Reproduce all of the material exactly as shown.
[START RECORDS FOR THIS EXERCISE]
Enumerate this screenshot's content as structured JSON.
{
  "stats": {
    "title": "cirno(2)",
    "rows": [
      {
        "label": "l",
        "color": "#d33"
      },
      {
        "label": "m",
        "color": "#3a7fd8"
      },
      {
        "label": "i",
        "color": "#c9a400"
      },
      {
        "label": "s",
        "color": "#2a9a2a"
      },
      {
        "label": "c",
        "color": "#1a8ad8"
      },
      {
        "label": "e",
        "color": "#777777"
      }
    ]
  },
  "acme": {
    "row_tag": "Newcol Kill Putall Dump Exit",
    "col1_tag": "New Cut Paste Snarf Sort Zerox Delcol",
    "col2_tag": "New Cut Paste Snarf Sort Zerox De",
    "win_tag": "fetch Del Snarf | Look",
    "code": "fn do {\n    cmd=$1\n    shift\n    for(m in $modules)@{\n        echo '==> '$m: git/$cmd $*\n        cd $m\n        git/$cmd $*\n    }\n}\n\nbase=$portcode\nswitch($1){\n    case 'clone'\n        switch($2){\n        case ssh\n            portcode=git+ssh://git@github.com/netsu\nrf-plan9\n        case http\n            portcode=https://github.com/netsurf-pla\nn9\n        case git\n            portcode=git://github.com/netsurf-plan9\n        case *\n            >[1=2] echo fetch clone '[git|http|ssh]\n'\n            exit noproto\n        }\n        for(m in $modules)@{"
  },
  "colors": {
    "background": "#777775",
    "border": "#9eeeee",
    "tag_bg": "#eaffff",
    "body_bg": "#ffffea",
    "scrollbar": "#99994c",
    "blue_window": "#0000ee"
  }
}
[END RECORDS FOR THIS EXERCISE]
→ **WRITTEN REPLY**:
Enumerate this screenshot's content as structured JSON.
{
  "stats": {
    "title": "cirno(2)",
    "rows": [
      {
        "label": "l",
        "color": "#d33"
      },
      {
        "label": "m",
        "color": "#3a7fd8"
      },
      {
        "label": "i",
        "color": "#c9a400"
      },
      {
        "label": "s",
        "color": "#2a9a2a"
      },
      {
        "label": "c",
        "color": "#1a8ad8"
      },
      {
        "label": "e",
        "color": "#777777"
      }
    ]
  },
  "acme": {
    "row_tag": "Newcol Kill Putall Dump Exit",
    "col1_tag": "New Cut Paste Snarf Sort Zerox Delcol",
    "col2_tag": "New Cut Paste Snarf Sort Zerox De",
    "win_tag": "fetch Del Snarf | Look",
    "code": "fn do {\n    cmd=$1\n    shift\n    for(m in $modules)@{\n        echo '==> '$m: git/$cmd $*\n        cd $m\n        git/$cmd $*\n    }\n}\n\nbase=$portcode\nswitch($1){\n    case 'clone'\n        switch($2){\n        case ssh\n            portcode=git+ssh://git@github.com/netsu\nrf-plan9\n        case http\n            portcode=https://github.com/netsurf-pla\nn9\n        case git\n            portcode=git://github.com/netsurf-plan9\n        case *\n            >[1=2] echo fetch clone '[git|http|ssh]\n'\n            exit noproto\n        }\n        for(m in $modules)@{"
  },
  "colors": {
    "background": "#777775",
    "border": "#9eeeee",
    "tag_bg": "#eaffff",
    "body_bg": "#ffffea",
    "scrollbar": "#99994c",
    "blue_window": "#0000ee"
  }
}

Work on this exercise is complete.